Exercise materials
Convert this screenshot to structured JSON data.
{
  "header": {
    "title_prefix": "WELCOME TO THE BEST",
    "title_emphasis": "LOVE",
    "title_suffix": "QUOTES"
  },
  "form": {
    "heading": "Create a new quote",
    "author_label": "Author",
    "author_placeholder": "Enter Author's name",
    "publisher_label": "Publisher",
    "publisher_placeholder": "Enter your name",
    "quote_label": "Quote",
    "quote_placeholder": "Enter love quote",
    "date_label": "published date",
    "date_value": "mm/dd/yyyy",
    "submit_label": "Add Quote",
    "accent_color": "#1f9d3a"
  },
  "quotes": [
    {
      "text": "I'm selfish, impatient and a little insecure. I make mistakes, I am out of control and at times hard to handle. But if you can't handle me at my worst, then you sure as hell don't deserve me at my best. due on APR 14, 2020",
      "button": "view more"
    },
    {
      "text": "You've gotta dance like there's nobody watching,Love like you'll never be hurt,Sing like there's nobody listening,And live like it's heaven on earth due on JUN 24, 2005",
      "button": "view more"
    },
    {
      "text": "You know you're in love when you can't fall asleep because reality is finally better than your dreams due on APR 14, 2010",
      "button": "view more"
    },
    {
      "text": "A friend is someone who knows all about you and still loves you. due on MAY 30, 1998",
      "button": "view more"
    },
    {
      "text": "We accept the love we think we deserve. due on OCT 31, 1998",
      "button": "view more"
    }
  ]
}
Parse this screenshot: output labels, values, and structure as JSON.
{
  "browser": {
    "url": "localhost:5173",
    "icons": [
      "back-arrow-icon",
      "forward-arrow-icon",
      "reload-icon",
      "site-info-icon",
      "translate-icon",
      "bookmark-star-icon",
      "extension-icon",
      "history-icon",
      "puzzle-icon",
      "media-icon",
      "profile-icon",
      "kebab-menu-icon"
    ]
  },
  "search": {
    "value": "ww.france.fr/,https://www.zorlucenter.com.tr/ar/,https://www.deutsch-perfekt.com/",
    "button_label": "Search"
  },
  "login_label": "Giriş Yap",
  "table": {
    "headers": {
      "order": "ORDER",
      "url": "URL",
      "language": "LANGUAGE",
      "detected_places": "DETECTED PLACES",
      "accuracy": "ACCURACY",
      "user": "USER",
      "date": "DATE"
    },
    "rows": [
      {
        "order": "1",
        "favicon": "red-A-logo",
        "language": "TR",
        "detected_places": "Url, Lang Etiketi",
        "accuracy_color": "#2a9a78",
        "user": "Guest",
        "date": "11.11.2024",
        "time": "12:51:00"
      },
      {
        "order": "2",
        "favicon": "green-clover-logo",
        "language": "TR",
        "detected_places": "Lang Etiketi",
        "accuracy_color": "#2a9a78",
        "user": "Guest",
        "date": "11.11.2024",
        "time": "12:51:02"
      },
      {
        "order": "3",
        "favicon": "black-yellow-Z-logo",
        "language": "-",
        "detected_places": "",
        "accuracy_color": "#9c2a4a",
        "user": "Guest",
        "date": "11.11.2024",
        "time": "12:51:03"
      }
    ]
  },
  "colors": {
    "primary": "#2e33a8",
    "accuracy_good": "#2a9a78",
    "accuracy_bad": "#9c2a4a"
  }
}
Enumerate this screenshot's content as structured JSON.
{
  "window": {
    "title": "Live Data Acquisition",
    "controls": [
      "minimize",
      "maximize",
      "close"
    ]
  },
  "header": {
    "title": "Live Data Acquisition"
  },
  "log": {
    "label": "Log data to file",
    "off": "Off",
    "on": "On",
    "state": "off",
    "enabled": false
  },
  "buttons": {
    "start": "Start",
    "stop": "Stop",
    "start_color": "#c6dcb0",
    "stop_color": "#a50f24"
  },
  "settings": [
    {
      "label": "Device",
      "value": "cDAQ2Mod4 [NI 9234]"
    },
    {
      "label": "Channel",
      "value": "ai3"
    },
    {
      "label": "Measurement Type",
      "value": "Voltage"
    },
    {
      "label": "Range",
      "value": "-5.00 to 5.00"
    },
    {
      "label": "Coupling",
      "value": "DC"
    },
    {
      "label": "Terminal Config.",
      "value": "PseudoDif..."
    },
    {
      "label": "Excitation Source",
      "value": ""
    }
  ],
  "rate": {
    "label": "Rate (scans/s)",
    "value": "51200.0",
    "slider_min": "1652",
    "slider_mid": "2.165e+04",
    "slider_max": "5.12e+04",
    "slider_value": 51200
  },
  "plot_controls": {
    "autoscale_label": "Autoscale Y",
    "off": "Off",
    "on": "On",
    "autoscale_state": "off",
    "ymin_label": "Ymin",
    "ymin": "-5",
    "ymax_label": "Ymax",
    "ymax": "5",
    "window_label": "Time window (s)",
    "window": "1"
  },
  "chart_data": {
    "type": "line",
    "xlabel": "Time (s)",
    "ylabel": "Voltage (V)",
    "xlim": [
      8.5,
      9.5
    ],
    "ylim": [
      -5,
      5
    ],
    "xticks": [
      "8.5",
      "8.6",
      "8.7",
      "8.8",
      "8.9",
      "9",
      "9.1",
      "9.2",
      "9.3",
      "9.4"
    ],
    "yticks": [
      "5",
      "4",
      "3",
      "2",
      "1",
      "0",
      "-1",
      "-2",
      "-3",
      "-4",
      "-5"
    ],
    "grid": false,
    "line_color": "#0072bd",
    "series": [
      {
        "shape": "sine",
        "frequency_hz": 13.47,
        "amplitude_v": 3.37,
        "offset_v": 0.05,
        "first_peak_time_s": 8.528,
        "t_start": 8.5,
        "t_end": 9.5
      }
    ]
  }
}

Task requirements
Scan the entries above. Copy each line that has the string "language".

Answer to the task
      "language": "LANGUAGE",
        "language": "TR",
        "language": "TR",
        "language": "-",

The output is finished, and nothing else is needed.